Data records
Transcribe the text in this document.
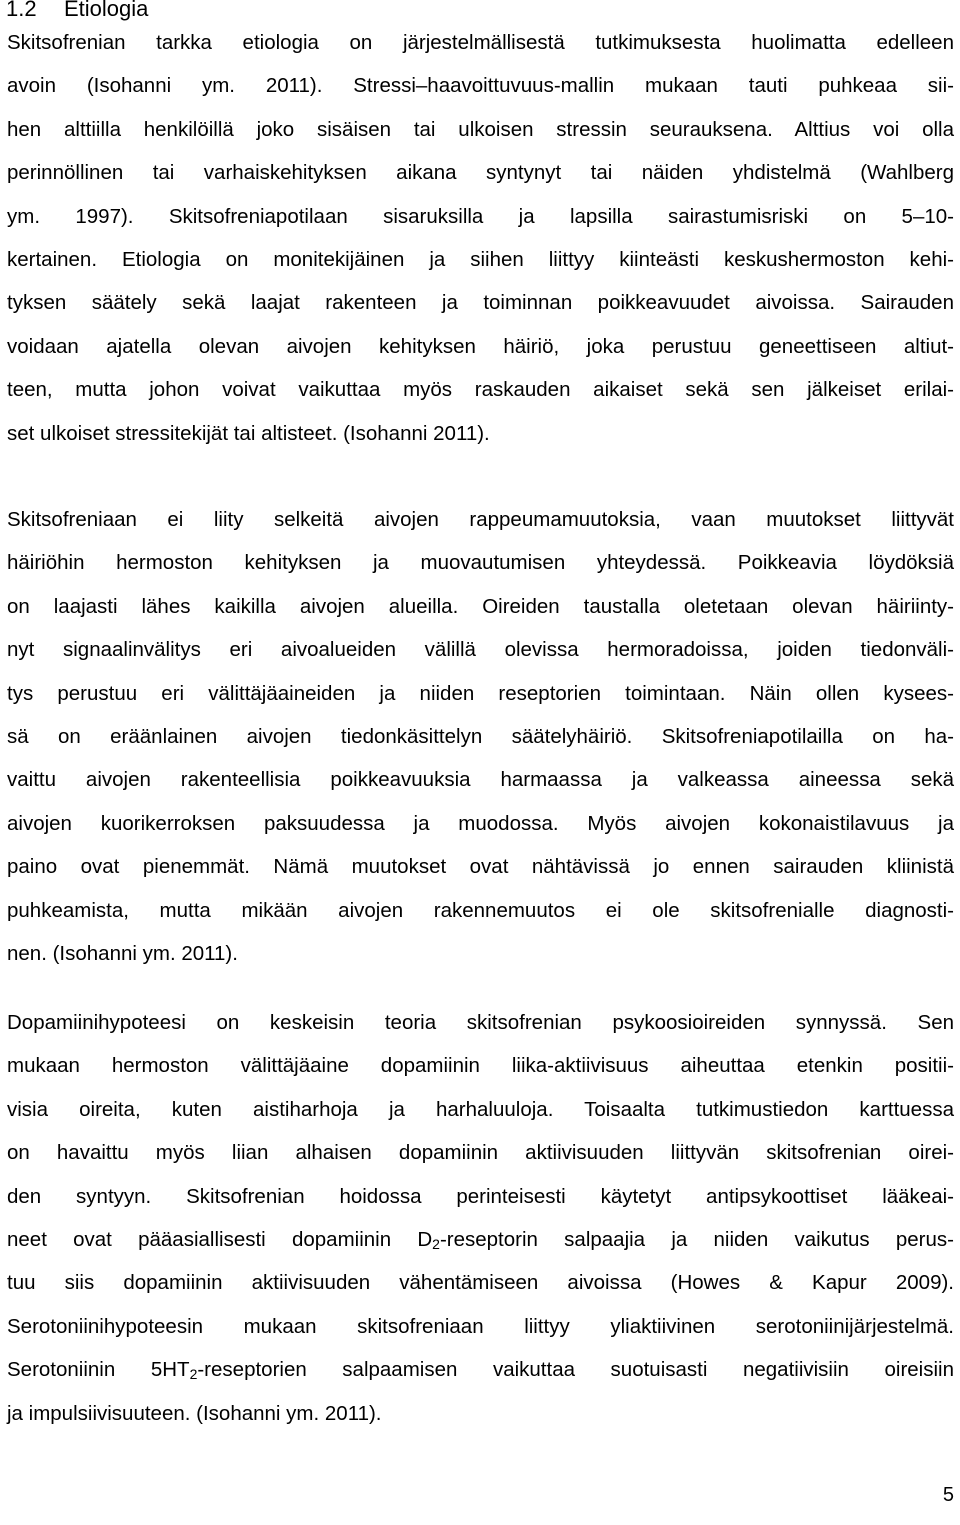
1.2 Etiologia
Skitsofrenian tarkka etiologia on järjestelmällisestä tutkimuksesta huolimatta edelleen
avoin (Isohanni ym. 2011). Stressi–haavoittuvuus-mallin mukaan tauti puhkeaa sii-
hen alttiilla henkilöillä joko sisäisen tai ulkoisen stressin seurauksena. Alttius voi olla
perinnöllinen tai varhaiskehityksen aikana syntynyt tai näiden yhdistelmä (Wahlberg
ym. 1997). Skitsofreniapotilaan sisaruksilla ja lapsilla sairastumisriski on 5–10-
kertainen. Etiologia on monitekijäinen ja siihen liittyy kiinteästi keskushermoston kehi-
tyksen säätely sekä laajat rakenteen ja toiminnan poikkeavuudet aivoissa. Sairauden
voidaan ajatella olevan aivojen kehityksen häiriö, joka perustuu geneettiseen altiut-
teen, mutta johon voivat vaikuttaa myös raskauden aikaiset sekä sen jälkeiset erilai-
set ulkoiset stressitekijät tai altisteet. (Isohanni 2011).
Skitsofreniaan ei liity selkeitä aivojen rappeumamuutoksia, vaan muutokset liittyvät
häiriöhin hermoston kehityksen ja muovautumisen yhteydessä. Poikkeavia löydöksiä
on laajasti lähes kaikilla aivojen alueilla. Oireiden taustalla oletetaan olevan häiriinty-
nyt signaalinvälitys eri aivoalueiden välillä olevissa hermoradoissa, joiden tiedonväli-
tys perustuu eri välittäjäaineiden ja niiden reseptorien toimintaan. Näin ollen kysees-
sä on eräänlainen aivojen tiedonkäsittelyn säätelyhäiriö. Skitsofreniapotilailla on ha-
vaittu aivojen rakenteellisia poikkeavuuksia harmaassa ja valkeassa aineessa sekä
aivojen kuorikerroksen paksuudessa ja muodossa. Myös aivojen kokonaistilavuus ja
paino ovat pienemmät. Nämä muutokset ovat nähtävissä jo ennen sairauden kliinistä
puhkeamista, mutta mikään aivojen rakennemuutos ei ole skitsofrenialle diagnosti-
nen. (Isohanni ym. 2011).
Dopamiinihypoteesi on keskeisin teoria skitsofrenian psykoosioireiden synnyssä. Sen
mukaan hermoston välittäjäaine dopamiinin liika-aktiivisuus aiheuttaa etenkin positii-
visia oireita, kuten aistiharhoja ja harhaluuloja. Toisaalta tutkimustiedon karttuessa
on havaittu myös liian alhaisen dopamiinin aktiivisuuden liittyvän skitsofrenian oirei-
den syntyyn. Skitsofrenian hoidossa perinteisesti käytetyt antipsykoottiset lääkeai-
neet ovat pääasiallisesti dopamiinin $D_2$-reseptorin salpaajia ja niiden vaikutus perus-
tuu siis dopamiinin aktiivisuuden vähentämiseen aivoissa (Howes & Kapur 2009).
Serotoniinihypoteesin mukaan skitsofreniaan liittyy yliaktiivinen serotoniinijärjestelmä.
Serotoniinin $5HT_2$-reseptorien salpaamisen vaikuttaa suotuisasti negatiivisiin oireisiin
ja impulsiivisuuteen. (Isohanni ym. 2011).
5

### TASK GOAL
Transcribe the complete set of entries verbatim. No pictures belong in the copy.

### THE ANSWER
Transcribe the text in this document.
1.2 Etiologia
Skitsofrenian tarkka etiologia on järjestelmällisestä tutkimuksesta huolimatta edelleen
avoin (Isohanni ym. 2011). Stressi–haavoittuvuus-mallin mukaan tauti puhkeaa sii-
hen alttiilla henkilöillä joko sisäisen tai ulkoisen stressin seurauksena. Alttius voi olla
perinnöllinen tai varhaiskehityksen aikana syntynyt tai näiden yhdistelmä (Wahlberg
ym. 1997). Skitsofreniapotilaan sisaruksilla ja lapsilla sairastumisriski on 5–10-
kertainen. Etiologia on monitekijäinen ja siihen liittyy kiinteästi keskushermoston kehi-
tyksen säätely sekä laajat rakenteen ja toiminnan poikkeavuudet aivoissa. Sairauden
voidaan ajatella olevan aivojen kehityksen häiriö, joka perustuu geneettiseen altiut-
teen, mutta johon voivat vaikuttaa myös raskauden aikaiset sekä sen jälkeiset erilai-
set ulkoiset stressitekijät tai altisteet. (Isohanni 2011).
Skitsofreniaan ei liity selkeitä aivojen rappeumamuutoksia, vaan muutokset liittyvät
häiriöhin hermoston kehityksen ja muovautumisen yhteydessä. Poikkeavia löydöksiä
on laajasti lähes kaikilla aivojen alueilla. Oireiden taustalla oletetaan olevan häiriinty-
nyt signaalinvälitys eri aivoalueiden välillä olevissa hermoradoissa, joiden tiedonväli-
tys perustuu eri välittäjäaineiden ja niiden reseptorien toimintaan. Näin ollen kysees-
sä on eräänlainen aivojen tiedonkäsittelyn säätelyhäiriö. Skitsofreniapotilailla on ha-
vaittu aivojen rakenteellisia poikkeavuuksia harmaassa ja valkeassa aineessa sekä
aivojen kuorikerroksen paksuudessa ja muodossa. Myös aivojen kokonaistilavuus ja
paino ovat pienemmät. Nämä muutokset ovat nähtävissä jo ennen sairauden kliinistä
puhkeamista, mutta mikään aivojen rakennemuutos ei ole skitsofrenialle diagnosti-
nen. (Isohanni ym. 2011).
Dopamiinihypoteesi on keskeisin teoria skitsofrenian psykoosioireiden synnyssä. Sen
mukaan hermoston välittäjäaine dopamiinin liika-aktiivisuus aiheuttaa etenkin positii-
visia oireita, kuten aistiharhoja ja harhaluuloja. Toisaalta tutkimustiedon karttuessa
on havaittu myös liian alhaisen dopamiinin aktiivisuuden liittyvän skitsofrenian oirei-
den syntyyn. Skitsofrenian hoidossa perinteisesti käytetyt antipsykoottiset lääkeai-
neet ovat pääasiallisesti dopamiinin $D_2$-reseptorin salpaajia ja niiden vaikutus perus-
tuu siis dopamiinin aktiivisuuden vähentämiseen aivoissa (Howes & Kapur 2009).
Serotoniinihypoteesin mukaan skitsofreniaan liittyy yliaktiivinen serotoniinijärjestelmä.
Serotoniinin $5HT_2$-reseptorien salpaamisen vaikuttaa suotuisasti negatiivisiin oireisiin
ja impulsiivisuuteen. (Isohanni ym. 2011).
5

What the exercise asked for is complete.